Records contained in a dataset
____________
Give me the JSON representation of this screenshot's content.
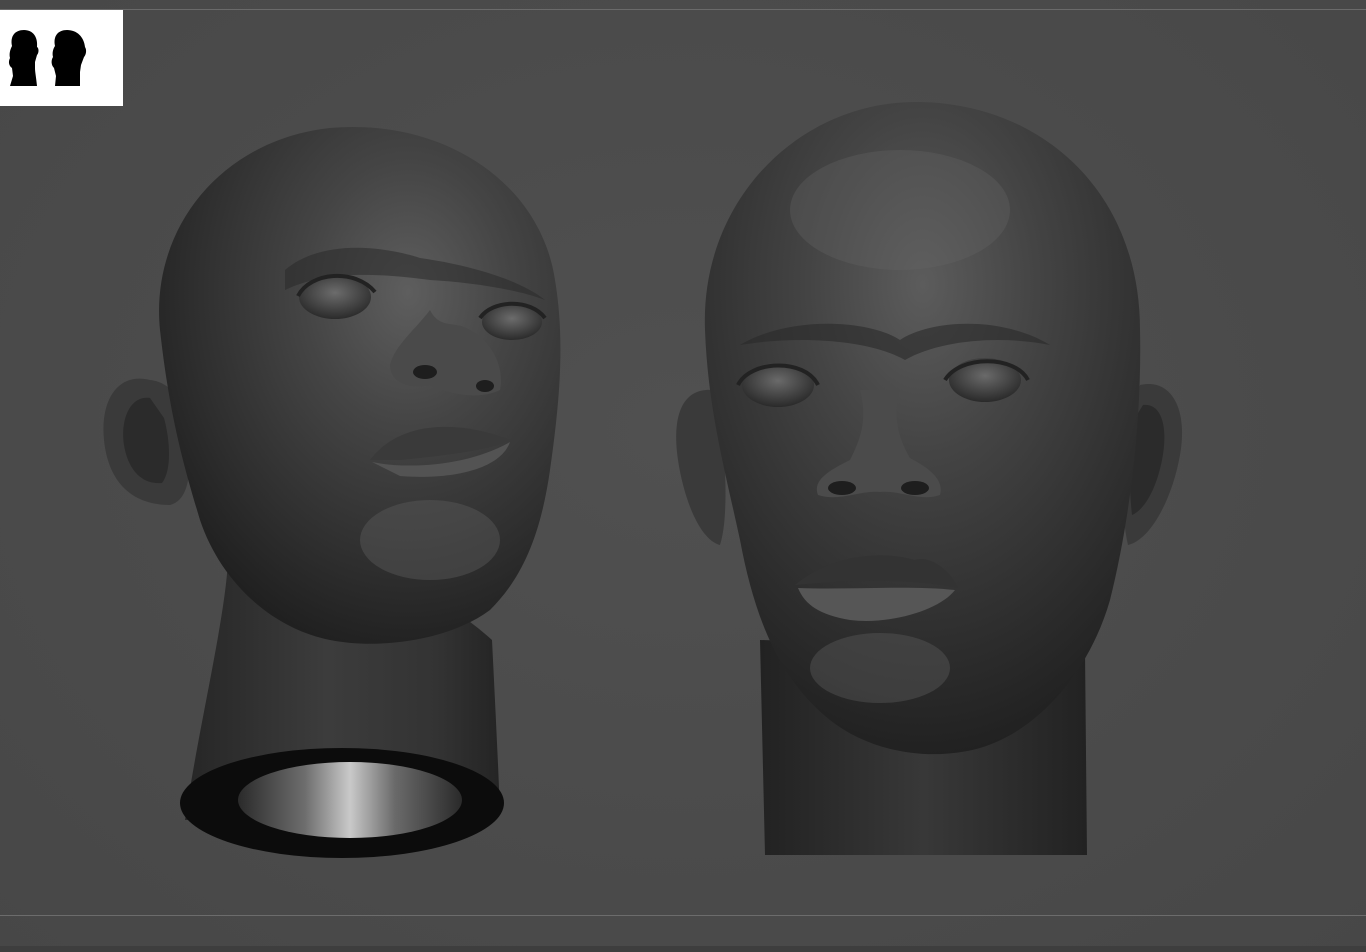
{
  "viewport": {
    "background": "#4b4b4b"
  },
  "thumbnail": {
    "background": "#ffffff",
    "icons": [
      "head-silhouette-icon",
      "head-silhouette-icon"
    ]
  },
  "models": [
    {
      "name": "bald-head-sculpt-three-quarter-view",
      "color": "#3a3a3a"
    },
    {
      "name": "bald-head-sculpt-front-view",
      "color": "#3a3a3a"
    }
  ]
}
____________
Task to complete - Return each line from the material above exactly, but not the pictures.

Solution -
Give me the JSON representation of this screenshot's content.
{
  "viewport": {
    "background": "#4b4b4b"
  },
  "thumbnail": {
    "background": "#ffffff",
    "icons": [
      "head-silhouette-icon",
      "head-silhouette-icon"
    ]
  },
  "models": [
    {
      "name": "bald-head-sculpt-three-quarter-view",
      "color": "#3a3a3a"
    },
    {
      "name": "bald-head-sculpt-front-view",
      "color": "#3a3a3a"
    }
  ]
}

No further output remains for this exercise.